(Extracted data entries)
⟨
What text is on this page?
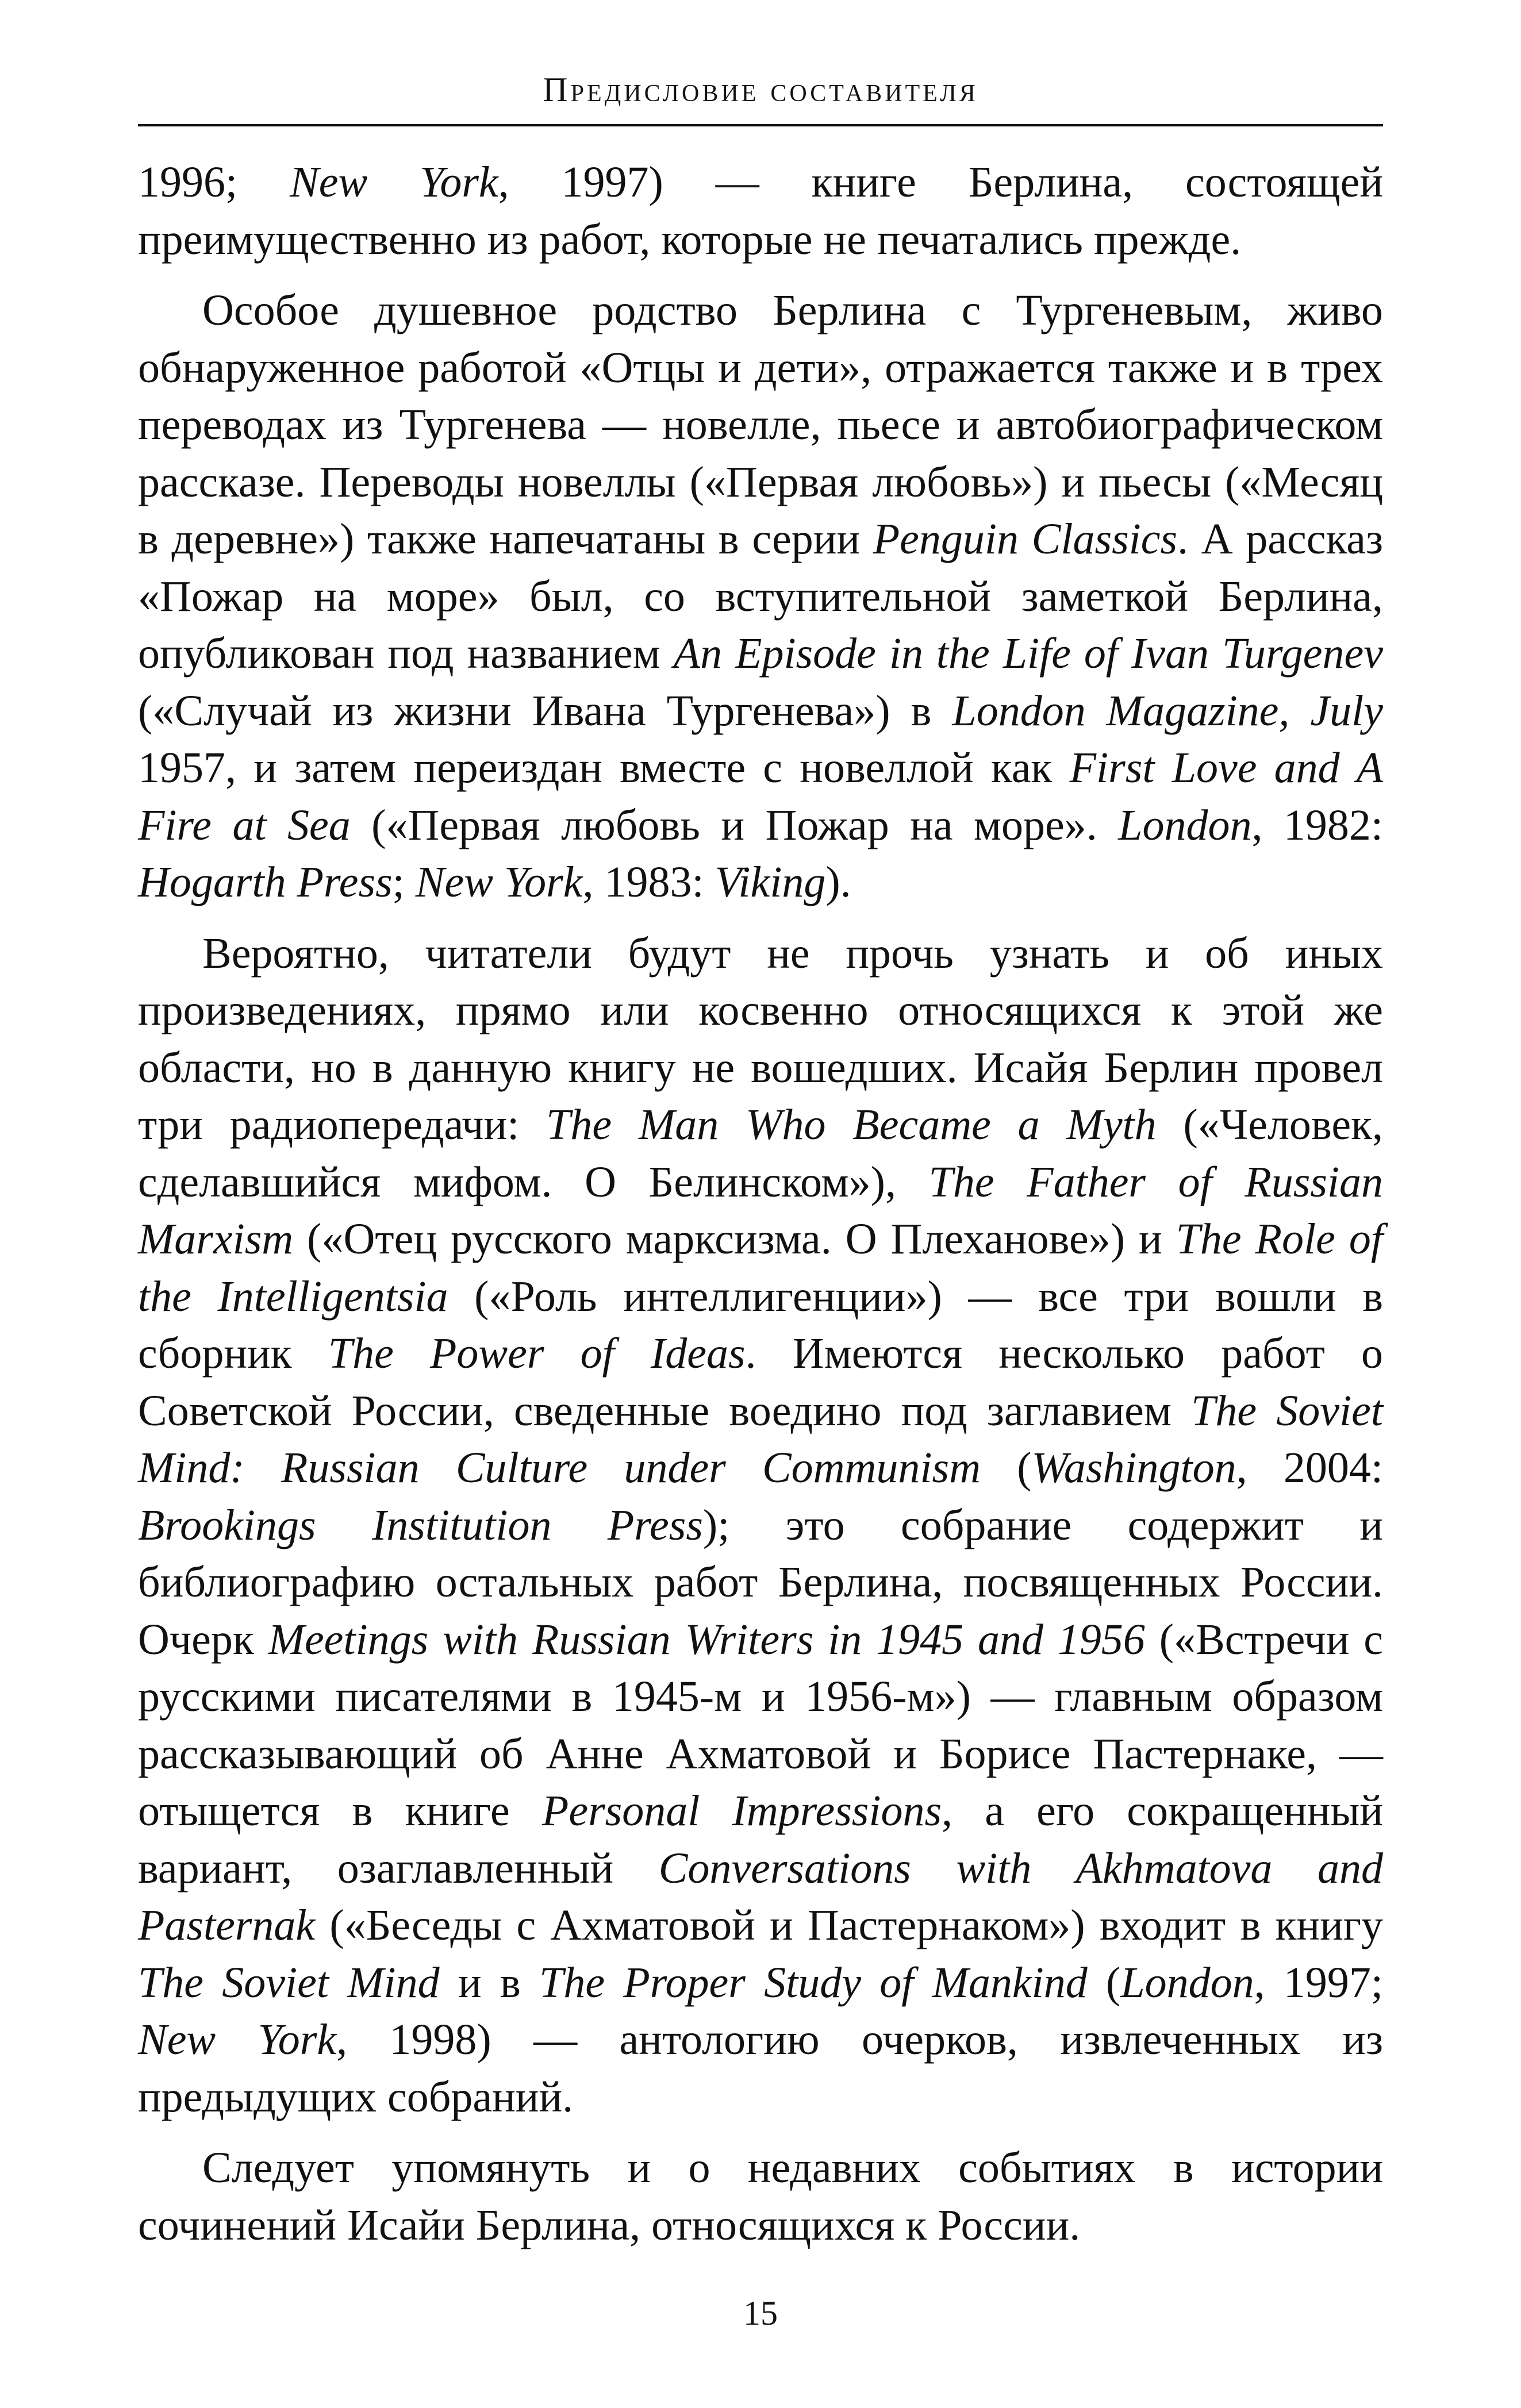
Предисловие составителя

1996; New York, 1997) — книге Берлина, состоящей преимущественно из работ, которые не печатались прежде.

Особое душевное родство Берлина с Тургеневым, живо обнаруженное работой «Отцы и дети», отражается также и в трех переводах из Тургенева — новелле, пьесе и автобиографическом рассказе. Переводы новеллы («Первая любовь») и пьесы («Месяц в деревне») также напечатаны в серии Penguin Classics. А рассказ «Пожар на море» был, со вступительной заметкой Берлина, опубликован под названием An Episode in the Life of Ivan Turgenev («Случай из жизни Ивана Тургенева») в London Magazine, July 1957, и затем переиздан вместе с новеллой как First Love and A Fire at Sea («Первая любовь и Пожар на море». London, 1982: Hogarth Press; New York, 1983: Viking).

Вероятно, читатели будут не прочь узнать и об иных произведениях, прямо или косвенно относящихся к этой же области, но в данную книгу не вошедших. Исайя Берлин провел три радиопередачи: The Man Who Became a Myth («Человек, сделавшийся мифом. О Белинском»), The Father of Russian Marxism («Отец русского марксизма. О Плеханове») и The Role of the Intelligentsia («Роль интеллигенции») — все три вошли в сборник The Power of Ideas. Имеются несколько работ о Советской России, сведенные воедино под заглавием The Soviet Mind: Russian Culture under Communism (Washington, 2004: Brookings Institution Press); это собрание содержит и библиографию остальных работ Берлина, посвященных России. Очерк Meetings with Russian Writers in 1945 and 1956 («Встречи с русскими писателями в 1945-м и 1956-м») — главным образом рассказывающий об Анне Ахматовой и Борисе Пастернаке, — отыщется в книге Personal Impressions, а его сокращенный вариант, озаглавленный Conversations with Akhmatova and Pasternak («Беседы с Ахматовой и Пастернаком») входит в книгу The Soviet Mind и в The Proper Study of Mankind (London, 1997; New York, 1998) — антологию очерков, извлеченных из предыдущих собраний.

Следует упомянуть и о недавних событиях в истории сочинений Исайи Берлина, относящихся к России.

15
⟩
(WRITTEN PROBLEM)
Pull every line containing "Press" out of the data above.

(SOLUTION FOR THIS EXERCISE)
Особое душевное родство Берлина с Тургеневым, живо обнаруженное работой «Отцы и дети», отражается также и в трех переводах из Тургенева — новелле, пьесе и автобиографическом рассказе. Переводы новеллы («Первая любовь») и пьесы («Месяц в деревне») также напечатаны в серии Penguin Classics. А рассказ «Пожар на море» был, со вступительной заметкой Берлина, опубликован под названием An Episode in the Life of Ivan Turgenev («Случай из жизни Ивана Тургенева») в London Magazine, July 1957, и затем переиздан вместе с новеллой как First Love and A Fire at Sea («Первая любовь и Пожар на море». London, 1982: Hogarth Press; New York, 1983: Viking).
Вероятно, читатели будут не прочь узнать и об иных произведениях, прямо или косвенно относящихся к этой же области, но в данную книгу не вошедших. Исайя Берлин провел три радиопередачи: The Man Who Became a Myth («Человек, сделавшийся мифом. О Белинском»), The Father of Russian Marxism («Отец русского марксизма. О Плеханове») и The Role of the Intelligentsia («Роль интеллигенции») — все три вошли в сборник The Power of Ideas. Имеются несколько работ о Советской России, сведенные воедино под заглавием The Soviet Mind: Russian Culture under Communism (Washington, 2004: Brookings Institution Press); это собрание содержит и библиографию остальных работ Берлина, посвященных России. Очерк Meetings with Russian Writers in 1945 and 1956 («Встречи с русскими писателями в 1945-м и 1956-м») — главным образом рассказывающий об Анне Ахматовой и Борисе Пастернаке, — отыщется в книге Personal Impressions, а его сокращенный вариант, озаглавленный Conversations with Akhmatova and Pasternak («Беседы с Ахматовой и Пастернаком») входит в книгу The Soviet Mind и в The Proper Study of Mankind (London, 1997; New York, 1998) — антологию очерков, извлеченных из предыдущих собраний.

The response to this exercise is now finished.